* **The data**:

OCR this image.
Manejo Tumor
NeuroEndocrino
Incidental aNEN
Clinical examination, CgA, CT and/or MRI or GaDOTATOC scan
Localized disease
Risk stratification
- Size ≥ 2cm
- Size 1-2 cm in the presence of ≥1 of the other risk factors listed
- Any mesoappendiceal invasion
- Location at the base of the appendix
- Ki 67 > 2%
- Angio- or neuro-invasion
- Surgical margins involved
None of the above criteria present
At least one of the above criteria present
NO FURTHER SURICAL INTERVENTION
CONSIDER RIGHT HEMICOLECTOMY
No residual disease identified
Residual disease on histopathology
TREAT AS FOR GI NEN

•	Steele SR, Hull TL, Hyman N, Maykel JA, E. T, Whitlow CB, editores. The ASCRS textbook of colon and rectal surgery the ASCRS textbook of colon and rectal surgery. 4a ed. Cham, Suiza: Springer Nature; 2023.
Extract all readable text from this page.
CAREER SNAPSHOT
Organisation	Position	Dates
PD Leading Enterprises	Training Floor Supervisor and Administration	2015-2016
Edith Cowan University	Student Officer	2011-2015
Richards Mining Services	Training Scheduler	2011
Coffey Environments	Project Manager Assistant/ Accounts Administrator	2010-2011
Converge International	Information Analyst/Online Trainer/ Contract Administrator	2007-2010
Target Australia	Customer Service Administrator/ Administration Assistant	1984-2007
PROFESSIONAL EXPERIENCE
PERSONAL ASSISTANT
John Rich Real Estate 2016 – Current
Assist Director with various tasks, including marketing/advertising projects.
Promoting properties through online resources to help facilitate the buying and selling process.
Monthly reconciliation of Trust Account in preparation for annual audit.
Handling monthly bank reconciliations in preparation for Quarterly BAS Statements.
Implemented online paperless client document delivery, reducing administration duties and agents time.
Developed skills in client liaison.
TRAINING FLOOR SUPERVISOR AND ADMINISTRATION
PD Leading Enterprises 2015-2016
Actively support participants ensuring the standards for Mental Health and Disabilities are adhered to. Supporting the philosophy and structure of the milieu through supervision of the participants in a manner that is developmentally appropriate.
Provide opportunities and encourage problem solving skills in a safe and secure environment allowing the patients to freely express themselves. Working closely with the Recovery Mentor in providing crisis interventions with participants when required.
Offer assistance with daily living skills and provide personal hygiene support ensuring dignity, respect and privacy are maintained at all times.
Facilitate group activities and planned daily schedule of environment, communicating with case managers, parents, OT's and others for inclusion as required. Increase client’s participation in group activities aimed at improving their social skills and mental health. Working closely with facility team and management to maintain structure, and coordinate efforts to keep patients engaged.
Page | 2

* **Task to carry out**: Each line of the material above must be retyped exactly as written.

* **Finished task**:
OCR this image.
Manejo Tumor
NeuroEndocrino
Incidental aNEN
Clinical examination, CgA, CT and/or MRI or GaDOTATOC scan
Localized disease
Risk stratification
- Size ≥ 2cm
- Size 1-2 cm in the presence of ≥1 of the other risk factors listed
- Any mesoappendiceal invasion
- Location at the base of the appendix
- Ki 67 > 2%
- Angio- or neuro-invasion
- Surgical margins involved
None of the above criteria present
At least one of the above criteria present
NO FURTHER SURICAL INTERVENTION
CONSIDER RIGHT HEMICOLECTOMY
No residual disease identified
Residual disease on histopathology
TREAT AS FOR GI NEN

•	Steele SR, Hull TL, Hyman N, Maykel JA, E. T, Whitlow CB, editores. The ASCRS textbook of colon and rectal surgery the ASCRS textbook of colon and rectal surgery. 4a ed. Cham, Suiza: Springer Nature; 2023.
Extract all readable text from this page.
CAREER SNAPSHOT
Organisation	Position	Dates
PD Leading Enterprises	Training Floor Supervisor and Administration	2015-2016
Edith Cowan University	Student Officer	2011-2015
Richards Mining Services	Training Scheduler	2011
Coffey Environments	Project Manager Assistant/ Accounts Administrator	2010-2011
Converge International	Information Analyst/Online Trainer/ Contract Administrator	2007-2010
Target Australia	Customer Service Administrator/ Administration Assistant	1984-2007
PROFESSIONAL EXPERIENCE
PERSONAL ASSISTANT
John Rich Real Estate 2016 – Current
Assist Director with various tasks, including marketing/advertising projects.
Promoting properties through online resources to help facilitate the buying and selling process.
Monthly reconciliation of Trust Account in preparation for annual audit.
Handling monthly bank reconciliations in preparation for Quarterly BAS Statements.
Implemented online paperless client document delivery, reducing administration duties and agents time.
Developed skills in client liaison.
TRAINING FLOOR SUPERVISOR AND ADMINISTRATION
PD Leading Enterprises 2015-2016
Actively support participants ensuring the standards for Mental Health and Disabilities are adhered to. Supporting the philosophy and structure of the milieu through supervision of the participants in a manner that is developmentally appropriate.
Provide opportunities and encourage problem solving skills in a safe and secure environment allowing the patients to freely express themselves. Working closely with the Recovery Mentor in providing crisis interventions with participants when required.
Offer assistance with daily living skills and provide personal hygiene support ensuring dignity, respect and privacy are maintained at all times.
Facilitate group activities and planned daily schedule of environment, communicating with case managers, parents, OT's and others for inclusion as required. Increase client’s participation in group activities aimed at improving their social skills and mental health. Working closely with facility team and management to maintain structure, and coordinate efforts to keep patients engaged.
Page | 2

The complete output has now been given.